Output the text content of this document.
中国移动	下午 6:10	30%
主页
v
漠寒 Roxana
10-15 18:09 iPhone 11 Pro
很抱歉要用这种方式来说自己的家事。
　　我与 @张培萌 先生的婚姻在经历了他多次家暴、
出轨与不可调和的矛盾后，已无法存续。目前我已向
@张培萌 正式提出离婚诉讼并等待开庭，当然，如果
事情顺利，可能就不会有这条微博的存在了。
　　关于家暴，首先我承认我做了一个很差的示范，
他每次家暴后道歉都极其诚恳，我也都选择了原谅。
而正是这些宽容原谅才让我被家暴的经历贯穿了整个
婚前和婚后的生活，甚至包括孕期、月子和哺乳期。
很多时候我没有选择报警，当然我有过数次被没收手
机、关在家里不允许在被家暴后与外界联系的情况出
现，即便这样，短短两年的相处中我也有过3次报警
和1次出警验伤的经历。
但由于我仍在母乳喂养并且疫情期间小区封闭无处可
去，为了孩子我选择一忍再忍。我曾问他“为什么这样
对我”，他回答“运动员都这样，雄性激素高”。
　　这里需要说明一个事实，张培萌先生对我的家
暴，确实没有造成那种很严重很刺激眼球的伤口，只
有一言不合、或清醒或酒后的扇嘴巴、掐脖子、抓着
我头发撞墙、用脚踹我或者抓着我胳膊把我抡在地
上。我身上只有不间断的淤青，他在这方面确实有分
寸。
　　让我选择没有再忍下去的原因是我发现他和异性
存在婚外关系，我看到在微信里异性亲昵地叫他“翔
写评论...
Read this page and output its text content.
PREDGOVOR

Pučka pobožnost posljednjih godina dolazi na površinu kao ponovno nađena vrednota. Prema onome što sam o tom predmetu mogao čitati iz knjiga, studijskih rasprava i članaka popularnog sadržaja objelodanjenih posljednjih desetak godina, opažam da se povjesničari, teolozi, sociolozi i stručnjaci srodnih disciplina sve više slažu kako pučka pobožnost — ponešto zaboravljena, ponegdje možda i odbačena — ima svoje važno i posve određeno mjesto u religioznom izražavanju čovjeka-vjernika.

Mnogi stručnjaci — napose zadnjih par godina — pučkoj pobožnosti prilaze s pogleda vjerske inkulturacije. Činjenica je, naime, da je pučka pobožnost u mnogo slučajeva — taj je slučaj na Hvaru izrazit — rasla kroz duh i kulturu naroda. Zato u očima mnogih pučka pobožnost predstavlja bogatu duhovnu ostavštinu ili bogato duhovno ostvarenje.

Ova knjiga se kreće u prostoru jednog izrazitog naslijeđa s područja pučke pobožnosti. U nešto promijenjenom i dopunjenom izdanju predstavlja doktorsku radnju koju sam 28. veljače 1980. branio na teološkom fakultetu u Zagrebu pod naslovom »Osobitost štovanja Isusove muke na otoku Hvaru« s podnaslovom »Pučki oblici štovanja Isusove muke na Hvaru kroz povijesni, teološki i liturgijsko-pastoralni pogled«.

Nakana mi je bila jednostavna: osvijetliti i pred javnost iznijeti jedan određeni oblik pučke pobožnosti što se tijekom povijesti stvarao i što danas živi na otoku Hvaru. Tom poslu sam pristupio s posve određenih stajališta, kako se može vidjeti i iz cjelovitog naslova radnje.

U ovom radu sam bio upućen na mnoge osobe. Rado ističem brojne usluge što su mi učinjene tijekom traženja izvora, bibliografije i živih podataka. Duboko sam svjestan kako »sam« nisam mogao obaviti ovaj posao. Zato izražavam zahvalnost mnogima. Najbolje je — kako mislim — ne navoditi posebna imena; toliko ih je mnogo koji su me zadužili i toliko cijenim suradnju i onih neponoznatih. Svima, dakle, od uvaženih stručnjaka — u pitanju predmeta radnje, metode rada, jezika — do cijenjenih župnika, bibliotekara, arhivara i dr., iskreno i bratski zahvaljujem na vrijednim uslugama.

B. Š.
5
==
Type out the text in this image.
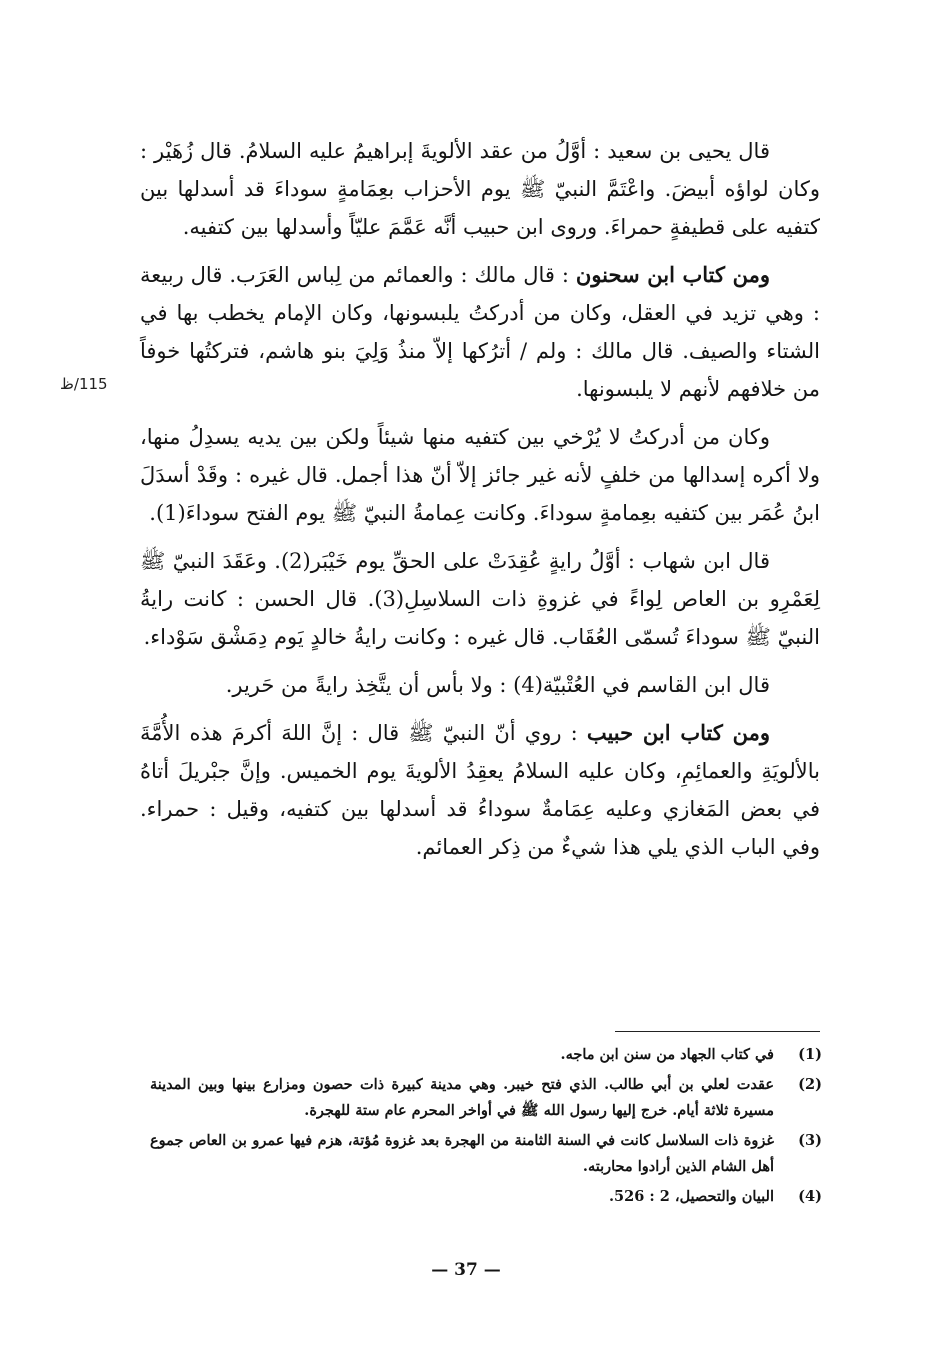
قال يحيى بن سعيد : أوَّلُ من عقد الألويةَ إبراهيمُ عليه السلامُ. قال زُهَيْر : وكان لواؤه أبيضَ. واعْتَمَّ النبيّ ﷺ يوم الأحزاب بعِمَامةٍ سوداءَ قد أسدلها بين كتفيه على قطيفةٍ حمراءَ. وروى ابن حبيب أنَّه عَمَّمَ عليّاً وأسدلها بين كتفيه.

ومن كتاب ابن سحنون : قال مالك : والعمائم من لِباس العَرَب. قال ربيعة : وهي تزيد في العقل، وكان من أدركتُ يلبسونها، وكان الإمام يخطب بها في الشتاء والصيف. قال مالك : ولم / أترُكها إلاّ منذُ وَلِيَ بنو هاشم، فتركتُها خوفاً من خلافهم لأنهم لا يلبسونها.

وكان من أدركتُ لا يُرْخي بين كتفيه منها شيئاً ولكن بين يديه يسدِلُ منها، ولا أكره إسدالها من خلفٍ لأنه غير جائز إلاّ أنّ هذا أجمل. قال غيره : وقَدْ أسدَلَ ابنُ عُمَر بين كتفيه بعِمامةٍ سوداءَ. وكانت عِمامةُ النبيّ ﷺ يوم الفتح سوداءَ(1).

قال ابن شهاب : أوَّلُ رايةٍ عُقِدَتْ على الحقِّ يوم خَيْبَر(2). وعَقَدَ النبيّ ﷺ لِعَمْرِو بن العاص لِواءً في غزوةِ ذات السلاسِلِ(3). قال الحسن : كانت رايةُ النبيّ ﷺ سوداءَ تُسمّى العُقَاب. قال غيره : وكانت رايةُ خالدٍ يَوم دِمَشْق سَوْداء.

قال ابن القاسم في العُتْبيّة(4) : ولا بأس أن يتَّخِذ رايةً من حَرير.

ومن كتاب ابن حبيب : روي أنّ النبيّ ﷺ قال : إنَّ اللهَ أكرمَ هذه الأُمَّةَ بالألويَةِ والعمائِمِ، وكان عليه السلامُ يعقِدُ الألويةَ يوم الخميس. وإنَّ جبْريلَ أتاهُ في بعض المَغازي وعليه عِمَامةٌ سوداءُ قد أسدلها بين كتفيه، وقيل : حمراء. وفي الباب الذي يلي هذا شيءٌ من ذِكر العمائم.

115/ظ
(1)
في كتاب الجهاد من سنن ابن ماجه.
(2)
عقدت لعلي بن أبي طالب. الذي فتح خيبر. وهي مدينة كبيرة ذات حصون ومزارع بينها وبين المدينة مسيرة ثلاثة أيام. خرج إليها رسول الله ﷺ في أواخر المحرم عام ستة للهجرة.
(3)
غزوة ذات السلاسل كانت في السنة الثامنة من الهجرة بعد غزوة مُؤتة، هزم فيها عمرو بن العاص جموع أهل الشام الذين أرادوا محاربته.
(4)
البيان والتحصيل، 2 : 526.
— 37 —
--
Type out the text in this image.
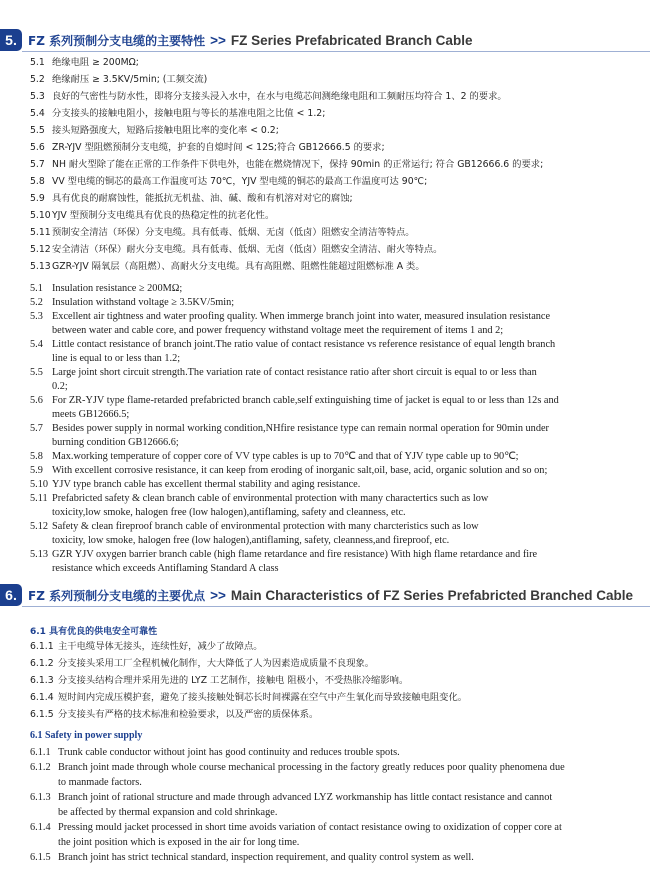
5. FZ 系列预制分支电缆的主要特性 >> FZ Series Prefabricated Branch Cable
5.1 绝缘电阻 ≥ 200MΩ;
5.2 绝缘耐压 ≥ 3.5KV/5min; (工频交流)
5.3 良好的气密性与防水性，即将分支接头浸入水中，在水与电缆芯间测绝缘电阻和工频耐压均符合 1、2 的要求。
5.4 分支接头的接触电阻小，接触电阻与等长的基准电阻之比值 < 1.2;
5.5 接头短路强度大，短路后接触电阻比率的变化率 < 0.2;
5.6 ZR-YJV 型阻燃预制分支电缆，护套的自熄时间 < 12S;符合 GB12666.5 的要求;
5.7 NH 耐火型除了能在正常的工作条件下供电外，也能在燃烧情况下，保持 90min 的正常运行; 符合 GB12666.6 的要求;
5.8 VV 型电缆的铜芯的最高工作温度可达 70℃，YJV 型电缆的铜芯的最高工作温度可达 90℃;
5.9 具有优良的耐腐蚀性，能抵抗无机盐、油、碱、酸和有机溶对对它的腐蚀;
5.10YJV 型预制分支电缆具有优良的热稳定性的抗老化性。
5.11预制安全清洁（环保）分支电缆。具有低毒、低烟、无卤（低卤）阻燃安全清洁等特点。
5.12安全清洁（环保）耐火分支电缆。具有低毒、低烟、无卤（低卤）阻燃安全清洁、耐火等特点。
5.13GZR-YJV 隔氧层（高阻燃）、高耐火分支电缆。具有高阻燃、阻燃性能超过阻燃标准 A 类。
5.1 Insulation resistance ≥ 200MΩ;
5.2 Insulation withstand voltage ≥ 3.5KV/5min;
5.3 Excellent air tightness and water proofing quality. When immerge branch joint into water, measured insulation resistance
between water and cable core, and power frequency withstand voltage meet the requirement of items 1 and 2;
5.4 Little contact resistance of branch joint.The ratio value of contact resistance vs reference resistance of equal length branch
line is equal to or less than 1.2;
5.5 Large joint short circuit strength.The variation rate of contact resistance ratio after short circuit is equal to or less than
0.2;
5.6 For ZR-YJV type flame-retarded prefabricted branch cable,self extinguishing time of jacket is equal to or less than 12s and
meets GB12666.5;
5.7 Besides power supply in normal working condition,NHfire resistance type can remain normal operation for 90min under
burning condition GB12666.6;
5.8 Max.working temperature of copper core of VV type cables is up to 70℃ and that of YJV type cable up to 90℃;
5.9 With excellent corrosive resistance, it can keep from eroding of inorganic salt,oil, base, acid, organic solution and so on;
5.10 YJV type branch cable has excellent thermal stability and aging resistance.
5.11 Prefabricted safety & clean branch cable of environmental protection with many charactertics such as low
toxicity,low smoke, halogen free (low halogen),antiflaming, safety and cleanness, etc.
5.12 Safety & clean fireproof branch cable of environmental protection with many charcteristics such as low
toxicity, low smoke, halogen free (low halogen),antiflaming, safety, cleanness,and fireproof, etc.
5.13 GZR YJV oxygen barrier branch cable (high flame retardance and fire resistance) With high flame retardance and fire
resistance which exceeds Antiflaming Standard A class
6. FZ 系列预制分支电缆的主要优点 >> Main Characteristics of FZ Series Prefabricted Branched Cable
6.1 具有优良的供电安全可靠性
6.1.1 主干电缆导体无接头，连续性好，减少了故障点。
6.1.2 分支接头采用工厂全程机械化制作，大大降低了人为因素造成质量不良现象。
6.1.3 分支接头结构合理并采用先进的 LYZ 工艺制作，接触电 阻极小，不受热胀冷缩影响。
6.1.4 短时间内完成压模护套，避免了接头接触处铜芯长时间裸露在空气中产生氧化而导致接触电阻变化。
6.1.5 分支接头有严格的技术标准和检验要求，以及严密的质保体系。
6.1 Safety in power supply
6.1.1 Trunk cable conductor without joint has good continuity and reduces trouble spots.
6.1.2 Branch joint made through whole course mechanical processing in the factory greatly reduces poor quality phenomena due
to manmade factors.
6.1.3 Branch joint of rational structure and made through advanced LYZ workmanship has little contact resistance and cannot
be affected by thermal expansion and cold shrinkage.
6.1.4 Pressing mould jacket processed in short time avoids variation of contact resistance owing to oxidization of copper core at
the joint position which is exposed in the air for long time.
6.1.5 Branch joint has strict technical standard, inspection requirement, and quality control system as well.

Exercise requirements = Which lines include the word "short"? Copy every one of them.

Exercise solution =
5.5 Large joint short circuit strength.The variation rate of contact resistance ratio after short circuit is equal to or less than
6.1.4 Pressing mould jacket processed in short time avoids variation of contact resistance owing to oxidization of copper core at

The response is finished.